> GOAL:
Repeat every record below exactly as written.

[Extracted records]

----------

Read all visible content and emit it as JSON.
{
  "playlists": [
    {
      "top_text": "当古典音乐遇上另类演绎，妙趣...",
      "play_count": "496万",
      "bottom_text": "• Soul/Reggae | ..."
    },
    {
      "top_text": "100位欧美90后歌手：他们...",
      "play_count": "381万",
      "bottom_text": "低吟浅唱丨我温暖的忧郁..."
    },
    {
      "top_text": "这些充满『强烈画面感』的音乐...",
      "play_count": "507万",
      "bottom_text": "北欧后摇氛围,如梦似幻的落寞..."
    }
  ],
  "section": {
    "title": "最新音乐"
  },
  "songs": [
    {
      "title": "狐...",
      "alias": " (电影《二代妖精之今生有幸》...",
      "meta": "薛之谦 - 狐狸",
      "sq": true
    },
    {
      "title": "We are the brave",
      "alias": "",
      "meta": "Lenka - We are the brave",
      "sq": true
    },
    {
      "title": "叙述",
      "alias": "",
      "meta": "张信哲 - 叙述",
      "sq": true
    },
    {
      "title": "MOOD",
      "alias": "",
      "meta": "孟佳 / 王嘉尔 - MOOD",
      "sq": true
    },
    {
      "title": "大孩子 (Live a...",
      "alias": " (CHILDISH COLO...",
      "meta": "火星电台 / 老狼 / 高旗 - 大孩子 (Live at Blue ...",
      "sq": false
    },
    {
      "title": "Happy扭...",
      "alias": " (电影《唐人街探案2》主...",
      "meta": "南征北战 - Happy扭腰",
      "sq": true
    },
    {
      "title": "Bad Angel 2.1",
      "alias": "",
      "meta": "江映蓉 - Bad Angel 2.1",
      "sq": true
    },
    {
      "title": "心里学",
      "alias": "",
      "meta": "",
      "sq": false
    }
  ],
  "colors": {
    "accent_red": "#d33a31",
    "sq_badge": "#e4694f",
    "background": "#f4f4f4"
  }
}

----------

> ANSWER TO THIS EXERCISE:
Read all visible content and emit it as JSON.
{
  "playlists": [
    {
      "top_text": "当古典音乐遇上另类演绎，妙趣...",
      "play_count": "496万",
      "bottom_text": "• Soul/Reggae | ..."
    },
    {
      "top_text": "100位欧美90后歌手：他们...",
      "play_count": "381万",
      "bottom_text": "低吟浅唱丨我温暖的忧郁..."
    },
    {
      "top_text": "这些充满『强烈画面感』的音乐...",
      "play_count": "507万",
      "bottom_text": "北欧后摇氛围,如梦似幻的落寞..."
    }
  ],
  "section": {
    "title": "最新音乐"
  },
  "songs": [
    {
      "title": "狐...",
      "alias": " (电影《二代妖精之今生有幸》...",
      "meta": "薛之谦 - 狐狸",
      "sq": true
    },
    {
      "title": "We are the brave",
      "alias": "",
      "meta": "Lenka - We are the brave",
      "sq": true
    },
    {
      "title": "叙述",
      "alias": "",
      "meta": "张信哲 - 叙述",
      "sq": true
    },
    {
      "title": "MOOD",
      "alias": "",
      "meta": "孟佳 / 王嘉尔 - MOOD",
      "sq": true
    },
    {
      "title": "大孩子 (Live a...",
      "alias": " (CHILDISH COLO...",
      "meta": "火星电台 / 老狼 / 高旗 - 大孩子 (Live at Blue ...",
      "sq": false
    },
    {
      "title": "Happy扭...",
      "alias": " (电影《唐人街探案2》主...",
      "meta": "南征北战 - Happy扭腰",
      "sq": true
    },
    {
      "title": "Bad Angel 2.1",
      "alias": "",
      "meta": "江映蓉 - Bad Angel 2.1",
      "sq": true
    },
    {
      "title": "心里学",
      "alias": "",
      "meta": "",
      "sq": false
    }
  ],
  "colors": {
    "accent_red": "#d33a31",
    "sq_badge": "#e4694f",
    "background": "#f4f4f4"
  }
}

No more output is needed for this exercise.